>> start Dataset records
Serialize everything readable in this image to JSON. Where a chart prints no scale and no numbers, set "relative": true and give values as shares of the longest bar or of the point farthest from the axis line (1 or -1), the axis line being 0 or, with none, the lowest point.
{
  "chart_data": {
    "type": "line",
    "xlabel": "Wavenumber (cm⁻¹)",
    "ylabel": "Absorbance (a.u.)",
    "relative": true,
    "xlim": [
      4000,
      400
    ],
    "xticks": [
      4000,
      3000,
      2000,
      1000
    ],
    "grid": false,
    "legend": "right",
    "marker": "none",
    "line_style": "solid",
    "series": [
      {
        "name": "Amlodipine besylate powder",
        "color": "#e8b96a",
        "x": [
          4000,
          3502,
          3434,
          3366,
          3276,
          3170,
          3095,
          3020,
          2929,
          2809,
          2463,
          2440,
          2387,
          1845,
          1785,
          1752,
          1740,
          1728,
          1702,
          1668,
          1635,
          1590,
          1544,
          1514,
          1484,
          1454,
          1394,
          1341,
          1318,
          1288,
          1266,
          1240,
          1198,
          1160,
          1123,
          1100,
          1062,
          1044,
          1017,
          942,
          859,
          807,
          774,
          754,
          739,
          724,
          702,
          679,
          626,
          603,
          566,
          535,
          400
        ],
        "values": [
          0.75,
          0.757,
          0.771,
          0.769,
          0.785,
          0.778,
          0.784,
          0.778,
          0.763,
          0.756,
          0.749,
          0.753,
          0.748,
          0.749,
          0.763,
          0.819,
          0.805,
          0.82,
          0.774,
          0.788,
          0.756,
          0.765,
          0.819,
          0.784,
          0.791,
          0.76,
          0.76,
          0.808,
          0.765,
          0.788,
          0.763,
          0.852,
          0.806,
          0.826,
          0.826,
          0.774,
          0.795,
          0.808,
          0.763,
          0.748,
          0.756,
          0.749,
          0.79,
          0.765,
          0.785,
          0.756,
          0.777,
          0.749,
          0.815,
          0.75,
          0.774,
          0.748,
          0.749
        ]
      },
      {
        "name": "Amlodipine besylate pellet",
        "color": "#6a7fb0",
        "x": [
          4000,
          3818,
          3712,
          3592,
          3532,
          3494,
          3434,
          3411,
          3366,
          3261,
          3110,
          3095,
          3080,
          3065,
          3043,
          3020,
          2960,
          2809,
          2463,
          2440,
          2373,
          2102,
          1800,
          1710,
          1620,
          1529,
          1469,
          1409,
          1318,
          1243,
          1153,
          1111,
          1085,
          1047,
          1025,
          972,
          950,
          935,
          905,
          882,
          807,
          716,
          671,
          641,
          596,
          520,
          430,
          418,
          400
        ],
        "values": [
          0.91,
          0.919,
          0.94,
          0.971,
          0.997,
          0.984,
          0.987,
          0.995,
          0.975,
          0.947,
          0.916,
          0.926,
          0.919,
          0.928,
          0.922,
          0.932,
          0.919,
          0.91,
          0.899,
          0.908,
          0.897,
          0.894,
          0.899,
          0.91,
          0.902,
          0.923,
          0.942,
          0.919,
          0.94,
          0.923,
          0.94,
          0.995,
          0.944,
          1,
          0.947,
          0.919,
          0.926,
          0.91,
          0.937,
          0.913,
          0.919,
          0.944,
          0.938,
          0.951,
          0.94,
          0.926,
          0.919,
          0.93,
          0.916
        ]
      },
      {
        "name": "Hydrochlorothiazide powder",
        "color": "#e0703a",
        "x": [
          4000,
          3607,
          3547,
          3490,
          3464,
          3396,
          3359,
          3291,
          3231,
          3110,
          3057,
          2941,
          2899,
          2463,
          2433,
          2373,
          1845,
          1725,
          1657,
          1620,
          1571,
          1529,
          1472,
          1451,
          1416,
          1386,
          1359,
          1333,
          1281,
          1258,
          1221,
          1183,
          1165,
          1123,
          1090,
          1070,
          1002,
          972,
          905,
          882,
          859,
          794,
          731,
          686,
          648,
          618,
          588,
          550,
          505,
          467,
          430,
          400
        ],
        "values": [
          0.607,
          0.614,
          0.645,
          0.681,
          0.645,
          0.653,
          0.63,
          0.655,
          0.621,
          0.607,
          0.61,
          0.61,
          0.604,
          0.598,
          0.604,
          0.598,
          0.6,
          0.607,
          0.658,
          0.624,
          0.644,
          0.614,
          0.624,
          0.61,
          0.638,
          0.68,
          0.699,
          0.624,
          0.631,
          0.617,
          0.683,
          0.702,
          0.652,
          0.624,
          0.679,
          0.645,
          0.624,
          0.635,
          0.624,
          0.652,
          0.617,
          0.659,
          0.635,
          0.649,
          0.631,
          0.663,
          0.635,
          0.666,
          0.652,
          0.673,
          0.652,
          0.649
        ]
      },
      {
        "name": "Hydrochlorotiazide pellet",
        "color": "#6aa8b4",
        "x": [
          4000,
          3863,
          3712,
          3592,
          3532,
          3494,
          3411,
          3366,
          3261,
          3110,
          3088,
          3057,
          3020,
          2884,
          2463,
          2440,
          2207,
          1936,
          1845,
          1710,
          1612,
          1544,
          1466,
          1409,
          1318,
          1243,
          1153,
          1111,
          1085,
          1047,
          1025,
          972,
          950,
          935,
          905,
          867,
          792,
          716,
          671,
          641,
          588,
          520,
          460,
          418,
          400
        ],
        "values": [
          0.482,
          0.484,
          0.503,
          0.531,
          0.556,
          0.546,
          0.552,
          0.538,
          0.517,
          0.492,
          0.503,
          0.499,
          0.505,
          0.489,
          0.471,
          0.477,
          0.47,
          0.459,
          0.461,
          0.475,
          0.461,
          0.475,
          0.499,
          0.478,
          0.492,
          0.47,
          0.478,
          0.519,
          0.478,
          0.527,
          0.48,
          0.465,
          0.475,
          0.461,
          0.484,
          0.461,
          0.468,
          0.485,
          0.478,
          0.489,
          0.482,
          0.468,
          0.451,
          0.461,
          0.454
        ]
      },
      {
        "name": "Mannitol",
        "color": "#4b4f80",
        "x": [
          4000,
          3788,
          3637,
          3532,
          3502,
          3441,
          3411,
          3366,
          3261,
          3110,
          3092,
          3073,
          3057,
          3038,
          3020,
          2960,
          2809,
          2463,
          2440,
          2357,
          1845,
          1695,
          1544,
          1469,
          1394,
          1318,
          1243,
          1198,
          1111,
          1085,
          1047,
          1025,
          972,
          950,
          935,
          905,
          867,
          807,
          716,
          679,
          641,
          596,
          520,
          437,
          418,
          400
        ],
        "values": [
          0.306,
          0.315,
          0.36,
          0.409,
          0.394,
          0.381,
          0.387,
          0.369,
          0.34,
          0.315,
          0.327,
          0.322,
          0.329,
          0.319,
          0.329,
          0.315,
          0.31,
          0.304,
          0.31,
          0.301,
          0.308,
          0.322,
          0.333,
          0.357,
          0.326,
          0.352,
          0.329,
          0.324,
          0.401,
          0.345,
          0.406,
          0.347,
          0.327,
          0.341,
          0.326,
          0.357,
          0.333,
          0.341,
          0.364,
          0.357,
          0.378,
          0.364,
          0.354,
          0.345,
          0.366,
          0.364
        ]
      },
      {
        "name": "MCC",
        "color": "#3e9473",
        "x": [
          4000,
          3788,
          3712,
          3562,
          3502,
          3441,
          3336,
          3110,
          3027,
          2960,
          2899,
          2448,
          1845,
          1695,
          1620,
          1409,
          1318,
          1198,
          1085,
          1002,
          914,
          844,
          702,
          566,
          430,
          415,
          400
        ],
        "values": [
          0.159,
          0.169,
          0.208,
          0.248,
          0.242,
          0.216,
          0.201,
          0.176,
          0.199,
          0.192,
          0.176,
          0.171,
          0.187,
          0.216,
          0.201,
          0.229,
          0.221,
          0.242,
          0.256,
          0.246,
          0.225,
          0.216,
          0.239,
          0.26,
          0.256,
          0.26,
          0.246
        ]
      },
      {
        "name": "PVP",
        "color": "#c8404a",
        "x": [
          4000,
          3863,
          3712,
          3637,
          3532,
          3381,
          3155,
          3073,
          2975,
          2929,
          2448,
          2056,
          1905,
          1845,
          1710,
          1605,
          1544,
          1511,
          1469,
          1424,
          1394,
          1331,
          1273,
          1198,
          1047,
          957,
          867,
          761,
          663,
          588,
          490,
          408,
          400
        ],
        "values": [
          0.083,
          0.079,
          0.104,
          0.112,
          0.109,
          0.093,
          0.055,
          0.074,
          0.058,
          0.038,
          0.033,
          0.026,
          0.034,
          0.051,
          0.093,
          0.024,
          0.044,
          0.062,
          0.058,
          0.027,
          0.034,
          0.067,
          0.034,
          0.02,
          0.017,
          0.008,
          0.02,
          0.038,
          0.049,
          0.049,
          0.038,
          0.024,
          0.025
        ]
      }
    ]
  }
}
>> end Dataset records
▸ **Objective**
Copy each line of the listing that holds the word "relative".

▸ **The reply**
Serialize everything readable in this image to JSON. Where a chart prints no scale and no numbers, set "relative": true and give values as shares of the longest bar or of the point farthest from the axis line (1 or -1), the axis line being 0 or, with none, the lowest point.
    "relative": true,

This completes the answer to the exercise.